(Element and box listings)
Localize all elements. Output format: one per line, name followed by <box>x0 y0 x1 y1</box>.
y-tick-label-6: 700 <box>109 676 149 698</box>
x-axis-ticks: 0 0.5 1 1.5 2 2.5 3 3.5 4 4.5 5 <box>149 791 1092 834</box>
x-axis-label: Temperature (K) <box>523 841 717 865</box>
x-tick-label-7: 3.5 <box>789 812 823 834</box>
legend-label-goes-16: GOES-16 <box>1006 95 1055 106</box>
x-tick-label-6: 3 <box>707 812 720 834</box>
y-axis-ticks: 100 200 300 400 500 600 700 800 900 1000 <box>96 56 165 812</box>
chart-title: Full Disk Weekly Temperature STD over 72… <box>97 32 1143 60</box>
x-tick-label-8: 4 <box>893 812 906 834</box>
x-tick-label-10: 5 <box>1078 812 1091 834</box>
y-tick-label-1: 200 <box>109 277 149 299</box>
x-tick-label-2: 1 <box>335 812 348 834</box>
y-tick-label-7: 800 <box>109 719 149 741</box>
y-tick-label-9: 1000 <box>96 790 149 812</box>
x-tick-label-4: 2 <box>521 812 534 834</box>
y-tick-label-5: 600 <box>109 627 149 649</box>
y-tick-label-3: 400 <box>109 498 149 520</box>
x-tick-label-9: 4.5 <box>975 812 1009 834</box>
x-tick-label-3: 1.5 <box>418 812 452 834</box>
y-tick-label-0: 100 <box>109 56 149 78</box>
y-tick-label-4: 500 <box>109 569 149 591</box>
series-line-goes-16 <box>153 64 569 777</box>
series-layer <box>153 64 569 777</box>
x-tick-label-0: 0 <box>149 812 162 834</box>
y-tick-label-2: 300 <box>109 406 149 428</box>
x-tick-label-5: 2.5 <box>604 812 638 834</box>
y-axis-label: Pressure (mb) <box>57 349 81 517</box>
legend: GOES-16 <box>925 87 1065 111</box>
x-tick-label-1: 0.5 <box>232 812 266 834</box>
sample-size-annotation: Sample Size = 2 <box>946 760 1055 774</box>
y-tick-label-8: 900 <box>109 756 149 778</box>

--

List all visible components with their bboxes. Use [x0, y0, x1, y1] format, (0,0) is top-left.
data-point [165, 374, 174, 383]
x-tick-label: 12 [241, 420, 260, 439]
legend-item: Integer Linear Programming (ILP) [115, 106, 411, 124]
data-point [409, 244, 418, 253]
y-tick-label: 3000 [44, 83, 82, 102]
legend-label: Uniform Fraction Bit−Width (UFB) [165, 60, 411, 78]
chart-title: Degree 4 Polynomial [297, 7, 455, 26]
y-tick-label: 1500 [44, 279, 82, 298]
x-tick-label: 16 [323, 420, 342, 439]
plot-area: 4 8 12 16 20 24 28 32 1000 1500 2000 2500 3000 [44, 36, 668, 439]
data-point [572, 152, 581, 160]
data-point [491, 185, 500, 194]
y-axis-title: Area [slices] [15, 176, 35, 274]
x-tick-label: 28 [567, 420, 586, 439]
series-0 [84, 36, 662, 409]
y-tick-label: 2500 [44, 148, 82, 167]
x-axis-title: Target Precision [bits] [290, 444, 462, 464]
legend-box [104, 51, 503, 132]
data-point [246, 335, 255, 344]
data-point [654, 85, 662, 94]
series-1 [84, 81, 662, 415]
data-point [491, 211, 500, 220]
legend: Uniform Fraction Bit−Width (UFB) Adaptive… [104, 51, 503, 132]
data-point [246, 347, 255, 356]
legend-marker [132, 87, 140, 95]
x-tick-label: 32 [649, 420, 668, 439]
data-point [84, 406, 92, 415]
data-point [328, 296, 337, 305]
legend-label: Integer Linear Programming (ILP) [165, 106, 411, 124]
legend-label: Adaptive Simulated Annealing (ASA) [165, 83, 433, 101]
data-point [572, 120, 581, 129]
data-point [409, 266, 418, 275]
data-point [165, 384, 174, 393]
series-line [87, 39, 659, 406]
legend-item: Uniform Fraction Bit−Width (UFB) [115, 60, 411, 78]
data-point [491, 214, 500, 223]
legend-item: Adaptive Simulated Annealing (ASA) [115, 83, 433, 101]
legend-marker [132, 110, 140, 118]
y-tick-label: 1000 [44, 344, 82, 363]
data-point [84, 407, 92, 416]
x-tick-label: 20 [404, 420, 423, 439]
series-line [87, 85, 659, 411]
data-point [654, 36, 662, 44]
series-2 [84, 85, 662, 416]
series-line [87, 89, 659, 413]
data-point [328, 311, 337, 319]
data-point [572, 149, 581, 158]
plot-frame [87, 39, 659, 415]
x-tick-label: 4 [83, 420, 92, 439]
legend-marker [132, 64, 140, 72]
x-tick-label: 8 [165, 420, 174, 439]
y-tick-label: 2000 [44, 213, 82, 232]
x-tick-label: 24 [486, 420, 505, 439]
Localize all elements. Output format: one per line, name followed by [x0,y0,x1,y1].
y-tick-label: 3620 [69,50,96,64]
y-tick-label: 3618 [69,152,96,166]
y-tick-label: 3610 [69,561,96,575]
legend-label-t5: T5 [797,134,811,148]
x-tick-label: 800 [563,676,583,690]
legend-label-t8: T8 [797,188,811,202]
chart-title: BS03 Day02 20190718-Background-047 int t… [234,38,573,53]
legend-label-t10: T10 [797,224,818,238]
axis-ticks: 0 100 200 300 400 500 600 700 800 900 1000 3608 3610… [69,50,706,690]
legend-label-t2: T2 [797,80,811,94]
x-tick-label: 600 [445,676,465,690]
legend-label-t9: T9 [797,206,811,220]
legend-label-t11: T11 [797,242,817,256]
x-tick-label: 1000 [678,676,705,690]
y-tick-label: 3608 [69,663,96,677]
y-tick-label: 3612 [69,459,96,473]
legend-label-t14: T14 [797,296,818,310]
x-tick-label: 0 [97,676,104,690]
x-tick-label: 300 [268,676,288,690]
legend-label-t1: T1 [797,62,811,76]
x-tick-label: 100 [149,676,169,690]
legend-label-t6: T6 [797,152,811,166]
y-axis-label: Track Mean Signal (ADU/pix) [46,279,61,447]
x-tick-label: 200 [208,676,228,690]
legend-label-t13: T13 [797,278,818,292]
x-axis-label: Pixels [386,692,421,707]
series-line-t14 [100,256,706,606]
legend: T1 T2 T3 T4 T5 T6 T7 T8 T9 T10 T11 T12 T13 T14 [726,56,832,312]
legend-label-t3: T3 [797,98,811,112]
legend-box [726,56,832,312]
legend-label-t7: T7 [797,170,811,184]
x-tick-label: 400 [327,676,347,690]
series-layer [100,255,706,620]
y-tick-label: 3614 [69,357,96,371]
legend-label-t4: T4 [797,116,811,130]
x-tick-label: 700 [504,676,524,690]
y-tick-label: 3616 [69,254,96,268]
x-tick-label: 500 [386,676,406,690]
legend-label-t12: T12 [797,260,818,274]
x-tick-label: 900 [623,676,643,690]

— Task to complete —
Copy the records above line for line, starting with the line that contains "y0 x1 y1</box>." and continuing through the line that contains "x-tick-label-10: 5 <box>1078".

— Full answer —
Localize all elements. Output format: one per line, name followed by <box>x0 y0 x1 y1</box>.
y-tick-label-6: 700 <box>109 676 149 698</box>
x-axis-ticks: 0 0.5 1 1.5 2 2.5 3 3.5 4 4.5 5 <box>149 791 1092 834</box>
x-axis-label: Temperature (K) <box>523 841 717 865</box>
x-tick-label-7: 3.5 <box>789 812 823 834</box>
legend-label-goes-16: GOES-16 <box>1006 95 1055 106</box>
x-tick-label-6: 3 <box>707 812 720 834</box>
y-axis-ticks: 100 200 300 400 500 600 700 800 900 1000 <box>96 56 165 812</box>
chart-title: Full Disk Weekly Temperature STD over 72… <box>97 32 1143 60</box>
x-tick-label-8: 4 <box>893 812 906 834</box>
x-tick-label-10: 5 <box>1078 812 1091 834</box>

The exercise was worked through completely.